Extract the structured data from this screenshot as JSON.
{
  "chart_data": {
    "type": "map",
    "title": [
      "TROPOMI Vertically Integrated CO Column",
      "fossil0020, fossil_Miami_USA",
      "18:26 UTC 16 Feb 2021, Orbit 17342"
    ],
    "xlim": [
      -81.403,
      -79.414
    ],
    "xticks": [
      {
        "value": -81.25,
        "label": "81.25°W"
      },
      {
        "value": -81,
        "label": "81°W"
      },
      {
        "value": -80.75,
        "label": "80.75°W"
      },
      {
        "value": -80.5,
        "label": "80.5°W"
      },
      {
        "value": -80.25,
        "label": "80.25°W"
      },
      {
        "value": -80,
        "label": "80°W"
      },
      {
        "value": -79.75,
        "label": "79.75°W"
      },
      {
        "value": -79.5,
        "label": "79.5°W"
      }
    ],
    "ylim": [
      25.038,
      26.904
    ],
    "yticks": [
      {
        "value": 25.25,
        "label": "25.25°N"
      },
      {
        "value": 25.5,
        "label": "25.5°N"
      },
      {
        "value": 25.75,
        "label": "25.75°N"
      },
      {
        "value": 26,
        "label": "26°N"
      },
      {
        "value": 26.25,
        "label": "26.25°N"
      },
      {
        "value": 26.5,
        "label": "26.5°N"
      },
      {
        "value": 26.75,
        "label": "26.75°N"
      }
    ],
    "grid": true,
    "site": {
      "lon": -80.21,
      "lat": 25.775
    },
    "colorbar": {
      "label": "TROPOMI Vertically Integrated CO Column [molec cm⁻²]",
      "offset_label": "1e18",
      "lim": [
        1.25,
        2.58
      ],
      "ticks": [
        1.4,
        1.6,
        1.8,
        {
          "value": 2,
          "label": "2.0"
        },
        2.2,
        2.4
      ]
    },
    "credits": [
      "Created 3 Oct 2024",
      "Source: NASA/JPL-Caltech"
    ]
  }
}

- - - - -

** WHAT THE EXERCISE ASKS **
Copy every line exactly. Leave nothing out.

** ANSWER TO THE EXERCISE **
Extract the structured data from this screenshot as JSON.
{
  "chart_data": {
    "type": "map",
    "title": [
      "TROPOMI Vertically Integrated CO Column",
      "fossil0020, fossil_Miami_USA",
      "18:26 UTC 16 Feb 2021, Orbit 17342"
    ],
    "xlim": [
      -81.403,
      -79.414
    ],
    "xticks": [
      {
        "value": -81.25,
        "label": "81.25°W"
      },
      {
        "value": -81,
        "label": "81°W"
      },
      {
        "value": -80.75,
        "label": "80.75°W"
      },
      {
        "value": -80.5,
        "label": "80.5°W"
      },
      {
        "value": -80.25,
        "label": "80.25°W"
      },
      {
        "value": -80,
        "label": "80°W"
      },
      {
        "value": -79.75,
        "label": "79.75°W"
      },
      {
        "value": -79.5,
        "label": "79.5°W"
      }
    ],
    "ylim": [
      25.038,
      26.904
    ],
    "yticks": [
      {
        "value": 25.25,
        "label": "25.25°N"
      },
      {
        "value": 25.5,
        "label": "25.5°N"
      },
      {
        "value": 25.75,
        "label": "25.75°N"
      },
      {
        "value": 26,
        "label": "26°N"
      },
      {
        "value": 26.25,
        "label": "26.25°N"
      },
      {
        "value": 26.5,
        "label": "26.5°N"
      },
      {
        "value": 26.75,
        "label": "26.75°N"
      }
    ],
    "grid": true,
    "site": {
      "lon": -80.21,
      "lat": 25.775
    },
    "colorbar": {
      "label": "TROPOMI Vertically Integrated CO Column [molec cm⁻²]",
      "offset_label": "1e18",
      "lim": [
        1.25,
        2.58
      ],
      "ticks": [
        1.4,
        1.6,
        1.8,
        {
          "value": 2,
          "label": "2.0"
        },
        2.2,
        2.4
      ]
    },
    "credits": [
      "Created 3 Oct 2024",
      "Source: NASA/JPL-Caltech"
    ]
  }
}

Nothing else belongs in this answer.